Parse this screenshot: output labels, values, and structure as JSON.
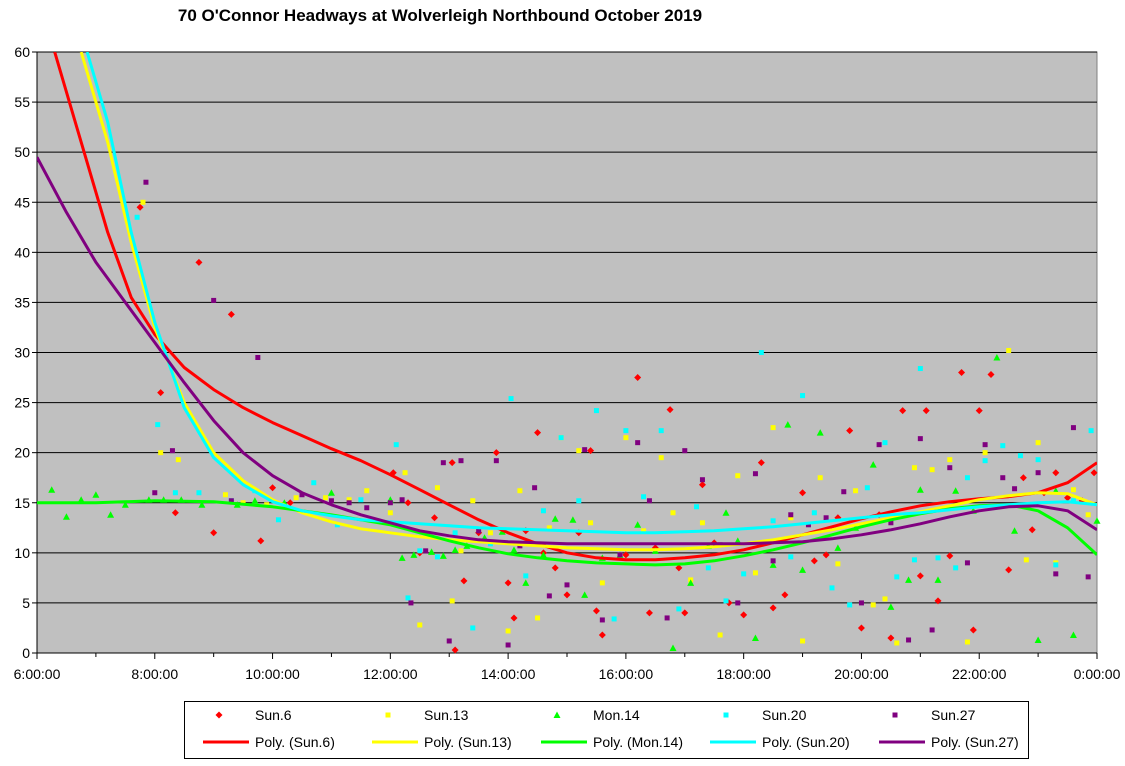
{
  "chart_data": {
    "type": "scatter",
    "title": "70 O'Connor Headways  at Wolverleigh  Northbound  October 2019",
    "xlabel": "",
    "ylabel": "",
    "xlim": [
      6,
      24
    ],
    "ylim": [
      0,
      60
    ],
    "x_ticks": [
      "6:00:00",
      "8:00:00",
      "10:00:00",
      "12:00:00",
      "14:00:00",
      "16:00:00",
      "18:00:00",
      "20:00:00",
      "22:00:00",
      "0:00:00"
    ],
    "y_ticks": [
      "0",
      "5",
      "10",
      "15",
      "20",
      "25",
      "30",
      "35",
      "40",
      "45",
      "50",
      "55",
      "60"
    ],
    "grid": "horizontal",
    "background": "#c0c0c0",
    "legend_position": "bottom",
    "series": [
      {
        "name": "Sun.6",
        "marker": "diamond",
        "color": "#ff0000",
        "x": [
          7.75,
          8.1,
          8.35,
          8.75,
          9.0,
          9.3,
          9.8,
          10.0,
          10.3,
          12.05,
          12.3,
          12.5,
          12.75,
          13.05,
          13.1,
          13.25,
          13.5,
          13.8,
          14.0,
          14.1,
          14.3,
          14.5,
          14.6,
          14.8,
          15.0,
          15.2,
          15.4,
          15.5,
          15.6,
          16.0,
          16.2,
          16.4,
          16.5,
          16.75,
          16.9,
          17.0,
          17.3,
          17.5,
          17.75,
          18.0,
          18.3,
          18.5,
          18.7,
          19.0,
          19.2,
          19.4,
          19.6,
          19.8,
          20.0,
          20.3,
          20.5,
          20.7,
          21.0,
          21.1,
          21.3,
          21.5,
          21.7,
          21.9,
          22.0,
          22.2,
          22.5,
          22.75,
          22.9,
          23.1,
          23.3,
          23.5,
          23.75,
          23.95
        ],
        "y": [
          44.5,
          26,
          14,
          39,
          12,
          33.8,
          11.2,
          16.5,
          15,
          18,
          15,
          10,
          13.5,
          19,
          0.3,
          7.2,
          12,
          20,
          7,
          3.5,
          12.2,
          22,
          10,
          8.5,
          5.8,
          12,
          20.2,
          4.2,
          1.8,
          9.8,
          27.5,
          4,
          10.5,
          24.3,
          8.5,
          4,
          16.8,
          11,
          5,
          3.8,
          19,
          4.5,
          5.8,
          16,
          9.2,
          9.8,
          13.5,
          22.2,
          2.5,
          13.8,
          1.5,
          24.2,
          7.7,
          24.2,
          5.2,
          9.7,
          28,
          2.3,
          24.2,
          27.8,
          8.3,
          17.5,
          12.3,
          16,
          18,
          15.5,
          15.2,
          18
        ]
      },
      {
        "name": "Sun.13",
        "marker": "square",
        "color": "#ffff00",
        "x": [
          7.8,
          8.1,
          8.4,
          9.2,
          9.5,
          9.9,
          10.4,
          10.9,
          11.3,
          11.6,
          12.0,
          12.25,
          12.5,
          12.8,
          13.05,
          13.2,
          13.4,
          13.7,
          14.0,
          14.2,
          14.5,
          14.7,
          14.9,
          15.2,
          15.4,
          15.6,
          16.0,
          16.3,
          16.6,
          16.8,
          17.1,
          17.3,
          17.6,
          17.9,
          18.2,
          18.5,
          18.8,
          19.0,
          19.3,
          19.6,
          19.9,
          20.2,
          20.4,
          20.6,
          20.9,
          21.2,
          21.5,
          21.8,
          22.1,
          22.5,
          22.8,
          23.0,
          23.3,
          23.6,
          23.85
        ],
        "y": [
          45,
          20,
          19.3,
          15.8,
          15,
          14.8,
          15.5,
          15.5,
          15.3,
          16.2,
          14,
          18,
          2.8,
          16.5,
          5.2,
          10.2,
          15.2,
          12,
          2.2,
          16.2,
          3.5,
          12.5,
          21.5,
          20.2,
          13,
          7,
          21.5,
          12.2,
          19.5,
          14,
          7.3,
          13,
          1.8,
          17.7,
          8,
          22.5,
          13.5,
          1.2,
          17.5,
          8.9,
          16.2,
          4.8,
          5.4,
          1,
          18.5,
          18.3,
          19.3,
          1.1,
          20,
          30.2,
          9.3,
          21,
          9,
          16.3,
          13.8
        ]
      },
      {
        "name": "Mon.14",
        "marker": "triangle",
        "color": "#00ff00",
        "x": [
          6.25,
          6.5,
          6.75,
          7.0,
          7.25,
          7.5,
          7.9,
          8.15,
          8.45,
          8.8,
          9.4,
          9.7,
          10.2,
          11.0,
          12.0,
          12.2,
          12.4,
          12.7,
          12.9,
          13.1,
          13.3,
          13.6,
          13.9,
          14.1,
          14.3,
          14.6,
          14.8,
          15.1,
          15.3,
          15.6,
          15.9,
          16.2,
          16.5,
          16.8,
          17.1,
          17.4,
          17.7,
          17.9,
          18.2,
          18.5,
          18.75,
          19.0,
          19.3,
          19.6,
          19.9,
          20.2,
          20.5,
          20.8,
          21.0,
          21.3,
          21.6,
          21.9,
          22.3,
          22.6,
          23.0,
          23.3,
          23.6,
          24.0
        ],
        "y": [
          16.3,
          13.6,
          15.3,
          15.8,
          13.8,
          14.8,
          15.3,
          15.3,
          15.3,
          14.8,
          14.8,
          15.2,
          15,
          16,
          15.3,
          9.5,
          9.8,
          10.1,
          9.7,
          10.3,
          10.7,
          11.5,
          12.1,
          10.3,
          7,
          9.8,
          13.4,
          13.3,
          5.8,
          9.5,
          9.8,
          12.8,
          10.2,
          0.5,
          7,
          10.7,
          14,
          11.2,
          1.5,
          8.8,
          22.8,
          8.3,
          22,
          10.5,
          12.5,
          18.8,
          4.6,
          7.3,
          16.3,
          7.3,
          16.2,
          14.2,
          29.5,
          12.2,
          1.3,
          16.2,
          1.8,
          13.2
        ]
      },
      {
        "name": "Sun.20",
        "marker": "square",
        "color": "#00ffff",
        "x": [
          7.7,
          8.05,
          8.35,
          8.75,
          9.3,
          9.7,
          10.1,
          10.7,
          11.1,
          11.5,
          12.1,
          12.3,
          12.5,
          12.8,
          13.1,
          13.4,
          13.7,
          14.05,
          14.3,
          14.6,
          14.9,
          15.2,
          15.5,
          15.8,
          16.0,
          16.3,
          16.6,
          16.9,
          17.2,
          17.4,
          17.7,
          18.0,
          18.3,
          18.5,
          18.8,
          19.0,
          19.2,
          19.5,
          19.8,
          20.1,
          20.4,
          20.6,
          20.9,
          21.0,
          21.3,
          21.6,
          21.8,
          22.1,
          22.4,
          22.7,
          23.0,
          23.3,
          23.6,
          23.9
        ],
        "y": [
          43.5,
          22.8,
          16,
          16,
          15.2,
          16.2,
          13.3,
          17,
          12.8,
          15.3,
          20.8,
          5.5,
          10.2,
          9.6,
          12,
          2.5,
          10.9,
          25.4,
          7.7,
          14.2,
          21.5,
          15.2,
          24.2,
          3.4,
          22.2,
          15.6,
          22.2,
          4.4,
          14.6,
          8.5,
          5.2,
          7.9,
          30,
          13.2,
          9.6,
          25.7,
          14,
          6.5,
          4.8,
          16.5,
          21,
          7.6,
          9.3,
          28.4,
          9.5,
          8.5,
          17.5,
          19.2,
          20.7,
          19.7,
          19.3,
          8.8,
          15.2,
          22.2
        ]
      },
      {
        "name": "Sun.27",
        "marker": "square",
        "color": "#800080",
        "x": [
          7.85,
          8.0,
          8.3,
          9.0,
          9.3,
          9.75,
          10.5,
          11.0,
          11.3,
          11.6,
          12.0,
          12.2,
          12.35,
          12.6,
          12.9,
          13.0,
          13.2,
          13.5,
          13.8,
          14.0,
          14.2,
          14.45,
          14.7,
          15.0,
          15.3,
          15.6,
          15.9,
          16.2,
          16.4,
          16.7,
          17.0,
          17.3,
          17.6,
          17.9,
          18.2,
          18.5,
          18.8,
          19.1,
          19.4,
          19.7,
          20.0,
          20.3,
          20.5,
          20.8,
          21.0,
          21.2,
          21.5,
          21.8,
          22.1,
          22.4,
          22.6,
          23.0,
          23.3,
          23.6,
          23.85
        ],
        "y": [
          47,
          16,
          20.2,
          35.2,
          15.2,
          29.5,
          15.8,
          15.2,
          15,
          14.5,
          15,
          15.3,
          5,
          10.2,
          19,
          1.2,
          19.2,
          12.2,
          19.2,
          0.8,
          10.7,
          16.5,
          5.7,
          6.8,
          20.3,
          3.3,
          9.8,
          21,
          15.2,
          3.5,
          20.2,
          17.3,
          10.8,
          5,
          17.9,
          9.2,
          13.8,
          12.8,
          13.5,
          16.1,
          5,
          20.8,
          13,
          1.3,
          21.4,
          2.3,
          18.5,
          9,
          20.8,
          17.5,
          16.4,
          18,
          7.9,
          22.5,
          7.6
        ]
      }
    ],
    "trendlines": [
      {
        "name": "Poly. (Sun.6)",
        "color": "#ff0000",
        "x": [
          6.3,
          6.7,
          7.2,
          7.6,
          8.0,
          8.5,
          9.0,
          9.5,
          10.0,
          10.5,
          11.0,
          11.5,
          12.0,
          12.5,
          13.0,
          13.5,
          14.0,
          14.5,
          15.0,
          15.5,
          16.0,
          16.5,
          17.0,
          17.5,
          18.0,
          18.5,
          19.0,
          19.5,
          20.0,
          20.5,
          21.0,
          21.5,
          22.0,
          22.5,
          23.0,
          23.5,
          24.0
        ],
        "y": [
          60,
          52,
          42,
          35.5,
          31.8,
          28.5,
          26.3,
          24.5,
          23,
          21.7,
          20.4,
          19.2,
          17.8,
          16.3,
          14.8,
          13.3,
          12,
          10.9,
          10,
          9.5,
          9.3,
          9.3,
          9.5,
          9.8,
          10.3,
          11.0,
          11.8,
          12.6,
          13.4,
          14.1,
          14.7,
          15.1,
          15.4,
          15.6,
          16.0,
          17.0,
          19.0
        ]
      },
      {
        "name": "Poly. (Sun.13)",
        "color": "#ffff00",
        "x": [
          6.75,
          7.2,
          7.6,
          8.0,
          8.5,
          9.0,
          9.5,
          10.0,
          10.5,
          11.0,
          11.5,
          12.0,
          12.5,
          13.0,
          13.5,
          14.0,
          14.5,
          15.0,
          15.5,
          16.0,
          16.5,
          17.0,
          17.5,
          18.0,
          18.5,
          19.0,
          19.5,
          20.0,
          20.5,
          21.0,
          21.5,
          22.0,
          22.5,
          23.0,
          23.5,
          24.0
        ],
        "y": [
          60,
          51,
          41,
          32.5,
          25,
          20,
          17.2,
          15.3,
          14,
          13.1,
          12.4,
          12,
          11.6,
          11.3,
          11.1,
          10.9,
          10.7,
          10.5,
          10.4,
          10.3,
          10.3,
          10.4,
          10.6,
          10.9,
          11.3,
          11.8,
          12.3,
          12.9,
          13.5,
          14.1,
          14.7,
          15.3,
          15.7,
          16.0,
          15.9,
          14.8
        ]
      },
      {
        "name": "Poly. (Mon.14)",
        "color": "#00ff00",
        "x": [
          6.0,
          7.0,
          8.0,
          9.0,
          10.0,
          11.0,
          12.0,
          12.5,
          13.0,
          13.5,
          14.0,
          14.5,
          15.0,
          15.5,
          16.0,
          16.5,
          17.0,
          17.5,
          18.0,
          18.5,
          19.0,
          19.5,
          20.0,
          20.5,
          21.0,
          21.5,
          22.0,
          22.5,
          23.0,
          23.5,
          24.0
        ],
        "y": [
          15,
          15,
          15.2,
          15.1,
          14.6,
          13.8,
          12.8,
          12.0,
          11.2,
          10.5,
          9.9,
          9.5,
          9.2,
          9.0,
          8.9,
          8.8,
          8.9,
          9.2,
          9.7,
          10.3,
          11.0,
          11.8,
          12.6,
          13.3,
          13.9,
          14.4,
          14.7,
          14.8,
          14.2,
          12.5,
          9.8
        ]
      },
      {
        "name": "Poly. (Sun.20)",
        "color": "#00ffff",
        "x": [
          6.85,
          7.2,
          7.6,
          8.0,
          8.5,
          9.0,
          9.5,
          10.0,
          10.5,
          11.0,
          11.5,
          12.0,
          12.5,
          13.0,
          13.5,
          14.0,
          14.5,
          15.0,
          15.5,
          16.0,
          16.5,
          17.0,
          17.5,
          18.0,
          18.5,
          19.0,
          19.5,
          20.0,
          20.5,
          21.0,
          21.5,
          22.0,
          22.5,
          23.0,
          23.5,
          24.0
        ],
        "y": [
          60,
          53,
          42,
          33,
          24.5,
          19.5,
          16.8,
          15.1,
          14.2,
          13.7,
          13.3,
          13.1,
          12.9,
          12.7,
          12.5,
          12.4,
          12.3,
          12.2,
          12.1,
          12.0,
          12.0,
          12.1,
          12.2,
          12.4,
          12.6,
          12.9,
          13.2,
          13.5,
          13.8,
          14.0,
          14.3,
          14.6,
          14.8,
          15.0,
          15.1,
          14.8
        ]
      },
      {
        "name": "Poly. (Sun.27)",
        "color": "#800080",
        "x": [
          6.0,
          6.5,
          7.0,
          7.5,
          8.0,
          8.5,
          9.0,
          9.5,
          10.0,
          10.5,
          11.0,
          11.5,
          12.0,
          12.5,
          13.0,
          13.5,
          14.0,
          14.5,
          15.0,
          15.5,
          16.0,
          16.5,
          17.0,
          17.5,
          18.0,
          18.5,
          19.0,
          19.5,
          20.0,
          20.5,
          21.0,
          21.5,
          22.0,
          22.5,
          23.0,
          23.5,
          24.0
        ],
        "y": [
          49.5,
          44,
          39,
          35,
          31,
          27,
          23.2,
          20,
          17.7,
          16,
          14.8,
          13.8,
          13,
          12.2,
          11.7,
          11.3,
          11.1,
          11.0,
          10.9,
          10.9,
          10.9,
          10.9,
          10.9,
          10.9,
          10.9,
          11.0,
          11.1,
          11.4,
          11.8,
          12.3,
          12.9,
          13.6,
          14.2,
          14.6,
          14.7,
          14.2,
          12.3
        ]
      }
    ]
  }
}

= = =

§ What you have to do: Every line that holds the word "Poly" should be extracted.

§ Reply to the exercise:
        "name": "Poly. (Sun.6)",
        "name": "Poly. (Sun.13)",
        "name": "Poly. (Mon.14)",
        "name": "Poly. (Sun.20)",
        "name": "Poly. (Sun.27)",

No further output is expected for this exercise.